SHORT PROBLEM
Reproduce the material in full, exactly as written.

Data entries
■ ■ ■ ■ ■
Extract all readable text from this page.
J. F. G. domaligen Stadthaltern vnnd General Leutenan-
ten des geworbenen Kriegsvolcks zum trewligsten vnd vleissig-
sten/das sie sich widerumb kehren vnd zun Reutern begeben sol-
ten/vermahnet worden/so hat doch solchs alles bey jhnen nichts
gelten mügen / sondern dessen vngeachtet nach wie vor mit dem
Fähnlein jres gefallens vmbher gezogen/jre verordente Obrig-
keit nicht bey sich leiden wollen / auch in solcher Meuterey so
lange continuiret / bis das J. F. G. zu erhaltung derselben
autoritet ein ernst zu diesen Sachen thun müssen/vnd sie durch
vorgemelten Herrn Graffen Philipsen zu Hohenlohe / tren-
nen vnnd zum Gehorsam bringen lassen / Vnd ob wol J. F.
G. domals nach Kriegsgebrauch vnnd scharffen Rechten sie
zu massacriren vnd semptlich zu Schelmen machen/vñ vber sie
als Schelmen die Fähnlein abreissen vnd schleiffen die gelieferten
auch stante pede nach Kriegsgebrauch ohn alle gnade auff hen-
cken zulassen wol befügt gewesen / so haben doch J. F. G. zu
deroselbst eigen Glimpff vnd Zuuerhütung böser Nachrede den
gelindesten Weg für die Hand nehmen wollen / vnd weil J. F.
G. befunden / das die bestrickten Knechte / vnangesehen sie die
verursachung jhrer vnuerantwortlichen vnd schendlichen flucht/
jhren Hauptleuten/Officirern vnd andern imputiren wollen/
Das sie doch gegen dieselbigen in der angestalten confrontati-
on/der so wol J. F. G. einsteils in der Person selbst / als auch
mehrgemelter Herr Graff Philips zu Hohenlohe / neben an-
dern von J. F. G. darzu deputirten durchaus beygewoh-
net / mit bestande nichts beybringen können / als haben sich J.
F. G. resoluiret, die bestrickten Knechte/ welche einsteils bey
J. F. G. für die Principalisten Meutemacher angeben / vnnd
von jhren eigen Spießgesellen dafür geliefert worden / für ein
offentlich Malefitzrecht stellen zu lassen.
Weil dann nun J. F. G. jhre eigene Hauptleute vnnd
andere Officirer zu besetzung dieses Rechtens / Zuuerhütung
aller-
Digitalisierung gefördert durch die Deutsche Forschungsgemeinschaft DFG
■ ■ ■ ■ ■
SOLUTION FOR THIS TASK
Extract all readable text from this page.
J. F. G. domaligen Stadthaltern vnnd General Leutenan-
ten des geworbenen Kriegsvolcks zum trewligsten vnd vleissig-
sten/das sie sich widerumb kehren vnd zun Reutern begeben sol-
ten/vermahnet worden/so hat doch solchs alles bey jhnen nichts
gelten mügen / sondern dessen vngeachtet nach wie vor mit dem
Fähnlein jres gefallens vmbher gezogen/jre verordente Obrig-
keit nicht bey sich leiden wollen / auch in solcher Meuterey so
lange continuiret / bis das J. F. G. zu erhaltung derselben
autoritet ein ernst zu diesen Sachen thun müssen/vnd sie durch
vorgemelten Herrn Graffen Philipsen zu Hohenlohe / tren-
nen vnnd zum Gehorsam bringen lassen / Vnd ob wol J. F.
G. domals nach Kriegsgebrauch vnnd scharffen Rechten sie
zu massacriren vnd semptlich zu Schelmen machen/vñ vber sie
als Schelmen die Fähnlein abreissen vnd schleiffen die gelieferten
auch stante pede nach Kriegsgebrauch ohn alle gnade auff hen-
cken zulassen wol befügt gewesen / so haben doch J. F. G. zu
deroselbst eigen Glimpff vnd Zuuerhütung böser Nachrede den
gelindesten Weg für die Hand nehmen wollen / vnd weil J. F.
G. befunden / das die bestrickten Knechte / vnangesehen sie die
verursachung jhrer vnuerantwortlichen vnd schendlichen flucht/
jhren Hauptleuten/Officirern vnd andern imputiren wollen/
Das sie doch gegen dieselbigen in der angestalten confrontati-
on/der so wol J. F. G. einsteils in der Person selbst / als auch
mehrgemelter Herr Graff Philips zu Hohenlohe / neben an-
dern von J. F. G. darzu deputirten durchaus beygewoh-
net / mit bestande nichts beybringen können / als haben sich J.
F. G. resoluiret, die bestrickten Knechte/ welche einsteils bey
J. F. G. für die Principalisten Meutemacher angeben / vnnd
von jhren eigen Spießgesellen dafür geliefert worden / für ein
offentlich Malefitzrecht stellen zu lassen.
Weil dann nun J. F. G. jhre eigene Hauptleute vnnd
andere Officirer zu besetzung dieses Rechtens / Zuuerhütung
aller-
Digitalisierung gefördert durch die Deutsche Forschungsgemeinschaft DFG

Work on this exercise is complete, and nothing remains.